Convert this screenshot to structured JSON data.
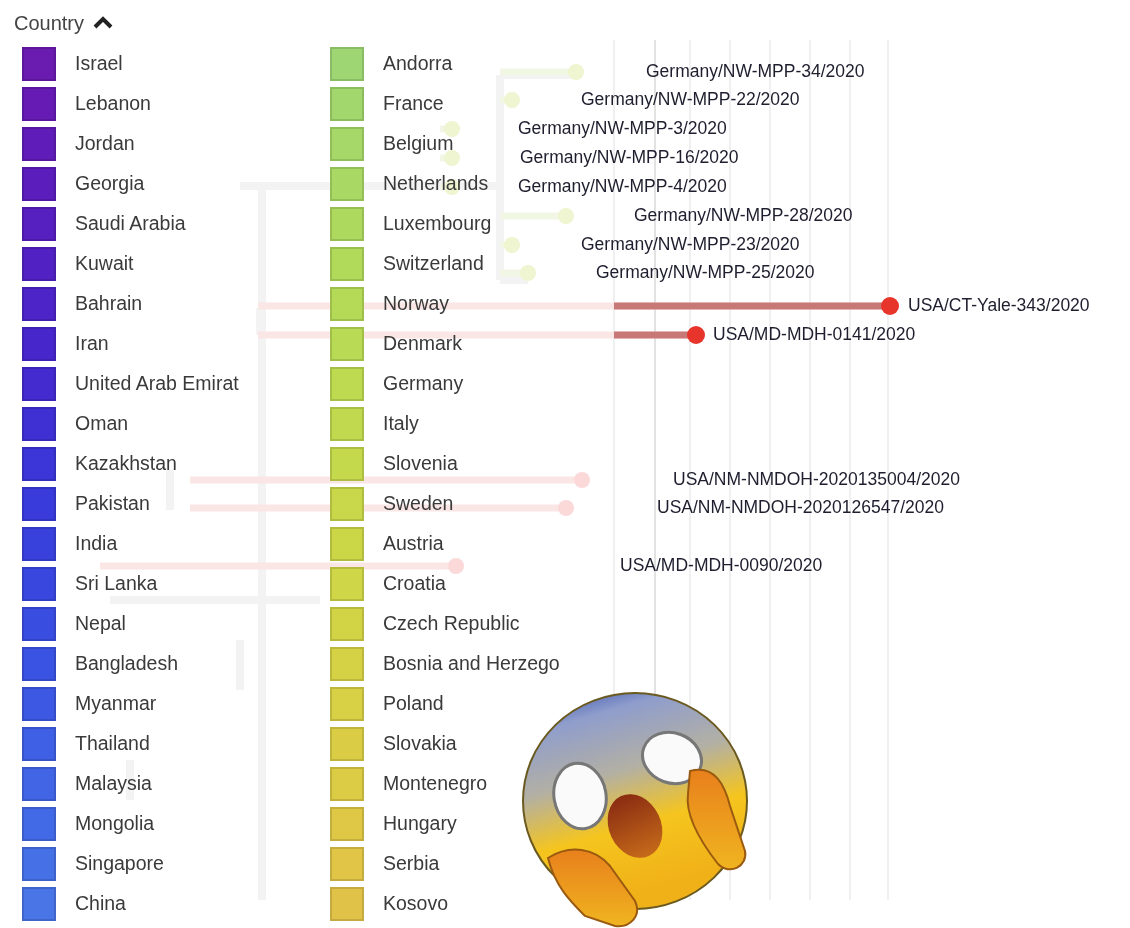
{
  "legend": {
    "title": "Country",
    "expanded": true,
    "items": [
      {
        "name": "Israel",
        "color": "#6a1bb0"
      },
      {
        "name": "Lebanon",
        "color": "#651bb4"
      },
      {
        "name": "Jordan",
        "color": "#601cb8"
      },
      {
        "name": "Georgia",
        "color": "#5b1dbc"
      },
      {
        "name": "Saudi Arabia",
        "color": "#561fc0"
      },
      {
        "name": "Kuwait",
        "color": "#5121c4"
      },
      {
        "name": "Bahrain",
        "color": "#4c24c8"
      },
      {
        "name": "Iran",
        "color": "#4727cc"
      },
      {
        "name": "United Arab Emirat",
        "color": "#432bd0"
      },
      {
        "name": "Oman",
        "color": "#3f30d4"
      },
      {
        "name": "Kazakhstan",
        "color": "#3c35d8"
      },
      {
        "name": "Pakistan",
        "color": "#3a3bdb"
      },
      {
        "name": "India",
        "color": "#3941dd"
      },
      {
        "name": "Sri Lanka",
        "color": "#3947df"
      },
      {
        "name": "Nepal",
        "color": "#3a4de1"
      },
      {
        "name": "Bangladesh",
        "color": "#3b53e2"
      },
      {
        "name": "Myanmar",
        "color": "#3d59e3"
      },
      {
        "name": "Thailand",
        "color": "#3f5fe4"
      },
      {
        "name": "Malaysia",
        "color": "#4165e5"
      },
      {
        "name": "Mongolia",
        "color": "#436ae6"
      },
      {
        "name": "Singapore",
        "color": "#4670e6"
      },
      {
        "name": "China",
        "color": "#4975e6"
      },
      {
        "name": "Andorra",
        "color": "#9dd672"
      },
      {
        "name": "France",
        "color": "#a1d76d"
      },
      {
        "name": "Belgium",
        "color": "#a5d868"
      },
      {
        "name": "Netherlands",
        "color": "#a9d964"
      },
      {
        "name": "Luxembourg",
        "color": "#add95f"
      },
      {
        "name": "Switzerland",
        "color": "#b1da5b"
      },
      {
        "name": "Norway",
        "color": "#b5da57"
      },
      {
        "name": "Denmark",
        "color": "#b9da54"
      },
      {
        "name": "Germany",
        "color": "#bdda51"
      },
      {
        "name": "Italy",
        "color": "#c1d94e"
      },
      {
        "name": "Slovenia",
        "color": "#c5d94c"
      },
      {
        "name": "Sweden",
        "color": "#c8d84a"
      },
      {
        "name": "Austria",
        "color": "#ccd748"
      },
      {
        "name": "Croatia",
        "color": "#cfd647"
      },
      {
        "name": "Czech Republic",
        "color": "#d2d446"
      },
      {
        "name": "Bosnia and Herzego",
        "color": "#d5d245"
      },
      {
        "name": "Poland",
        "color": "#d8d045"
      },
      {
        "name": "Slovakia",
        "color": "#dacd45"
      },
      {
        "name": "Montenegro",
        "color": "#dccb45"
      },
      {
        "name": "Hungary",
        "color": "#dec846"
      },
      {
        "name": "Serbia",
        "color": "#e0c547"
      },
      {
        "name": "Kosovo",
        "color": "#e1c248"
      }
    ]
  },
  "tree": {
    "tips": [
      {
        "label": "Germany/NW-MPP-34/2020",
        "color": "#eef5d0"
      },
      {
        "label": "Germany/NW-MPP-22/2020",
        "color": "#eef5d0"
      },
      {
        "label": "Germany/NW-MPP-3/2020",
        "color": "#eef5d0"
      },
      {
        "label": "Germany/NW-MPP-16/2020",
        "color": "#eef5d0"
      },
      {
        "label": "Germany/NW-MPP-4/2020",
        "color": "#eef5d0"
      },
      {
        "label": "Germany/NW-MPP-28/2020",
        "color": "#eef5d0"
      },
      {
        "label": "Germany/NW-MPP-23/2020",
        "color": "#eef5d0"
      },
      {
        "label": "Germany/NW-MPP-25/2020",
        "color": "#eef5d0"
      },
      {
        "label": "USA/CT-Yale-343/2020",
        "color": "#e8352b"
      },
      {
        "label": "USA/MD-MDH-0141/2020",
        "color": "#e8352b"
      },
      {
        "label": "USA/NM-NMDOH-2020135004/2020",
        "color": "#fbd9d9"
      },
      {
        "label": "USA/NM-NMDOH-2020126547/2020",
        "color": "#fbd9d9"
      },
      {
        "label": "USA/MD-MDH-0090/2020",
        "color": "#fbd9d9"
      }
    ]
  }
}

◇ ◇ ◇ ◇ ◇

**WHAT THIS TASK INVOLVES**
Transcribe the records verbatim and omit the images.

**WRITTEN SOLUTION**
Convert this screenshot to structured JSON data.
{
  "legend": {
    "title": "Country",
    "expanded": true,
    "items": [
      {
        "name": "Israel",
        "color": "#6a1bb0"
      },
      {
        "name": "Lebanon",
        "color": "#651bb4"
      },
      {
        "name": "Jordan",
        "color": "#601cb8"
      },
      {
        "name": "Georgia",
        "color": "#5b1dbc"
      },
      {
        "name": "Saudi Arabia",
        "color": "#561fc0"
      },
      {
        "name": "Kuwait",
        "color": "#5121c4"
      },
      {
        "name": "Bahrain",
        "color": "#4c24c8"
      },
      {
        "name": "Iran",
        "color": "#4727cc"
      },
      {
        "name": "United Arab Emirat",
        "color": "#432bd0"
      },
      {
        "name": "Oman",
        "color": "#3f30d4"
      },
      {
        "name": "Kazakhstan",
        "color": "#3c35d8"
      },
      {
        "name": "Pakistan",
        "color": "#3a3bdb"
      },
      {
        "name": "India",
        "color": "#3941dd"
      },
      {
        "name": "Sri Lanka",
        "color": "#3947df"
      },
      {
        "name": "Nepal",
        "color": "#3a4de1"
      },
      {
        "name": "Bangladesh",
        "color": "#3b53e2"
      },
      {
        "name": "Myanmar",
        "color": "#3d59e3"
      },
      {
        "name": "Thailand",
        "color": "#3f5fe4"
      },
      {
        "name": "Malaysia",
        "color": "#4165e5"
      },
      {
        "name": "Mongolia",
        "color": "#436ae6"
      },
      {
        "name": "Singapore",
        "color": "#4670e6"
      },
      {
        "name": "China",
        "color": "#4975e6"
      },
      {
        "name": "Andorra",
        "color": "#9dd672"
      },
      {
        "name": "France",
        "color": "#a1d76d"
      },
      {
        "name": "Belgium",
        "color": "#a5d868"
      },
      {
        "name": "Netherlands",
        "color": "#a9d964"
      },
      {
        "name": "Luxembourg",
        "color": "#add95f"
      },
      {
        "name": "Switzerland",
        "color": "#b1da5b"
      },
      {
        "name": "Norway",
        "color": "#b5da57"
      },
      {
        "name": "Denmark",
        "color": "#b9da54"
      },
      {
        "name": "Germany",
        "color": "#bdda51"
      },
      {
        "name": "Italy",
        "color": "#c1d94e"
      },
      {
        "name": "Slovenia",
        "color": "#c5d94c"
      },
      {
        "name": "Sweden",
        "color": "#c8d84a"
      },
      {
        "name": "Austria",
        "color": "#ccd748"
      },
      {
        "name": "Croatia",
        "color": "#cfd647"
      },
      {
        "name": "Czech Republic",
        "color": "#d2d446"
      },
      {
        "name": "Bosnia and Herzego",
        "color": "#d5d245"
      },
      {
        "name": "Poland",
        "color": "#d8d045"
      },
      {
        "name": "Slovakia",
        "color": "#dacd45"
      },
      {
        "name": "Montenegro",
        "color": "#dccb45"
      },
      {
        "name": "Hungary",
        "color": "#dec846"
      },
      {
        "name": "Serbia",
        "color": "#e0c547"
      },
      {
        "name": "Kosovo",
        "color": "#e1c248"
      }
    ]
  },
  "tree": {
    "tips": [
      {
        "label": "Germany/NW-MPP-34/2020",
        "color": "#eef5d0"
      },
      {
        "label": "Germany/NW-MPP-22/2020",
        "color": "#eef5d0"
      },
      {
        "label": "Germany/NW-MPP-3/2020",
        "color": "#eef5d0"
      },
      {
        "label": "Germany/NW-MPP-16/2020",
        "color": "#eef5d0"
      },
      {
        "label": "Germany/NW-MPP-4/2020",
        "color": "#eef5d0"
      },
      {
        "label": "Germany/NW-MPP-28/2020",
        "color": "#eef5d0"
      },
      {
        "label": "Germany/NW-MPP-23/2020",
        "color": "#eef5d0"
      },
      {
        "label": "Germany/NW-MPP-25/2020",
        "color": "#eef5d0"
      },
      {
        "label": "USA/CT-Yale-343/2020",
        "color": "#e8352b"
      },
      {
        "label": "USA/MD-MDH-0141/2020",
        "color": "#e8352b"
      },
      {
        "label": "USA/NM-NMDOH-2020135004/2020",
        "color": "#fbd9d9"
      },
      {
        "label": "USA/NM-NMDOH-2020126547/2020",
        "color": "#fbd9d9"
      },
      {
        "label": "USA/MD-MDH-0090/2020",
        "color": "#fbd9d9"
      }
    ]
  }
}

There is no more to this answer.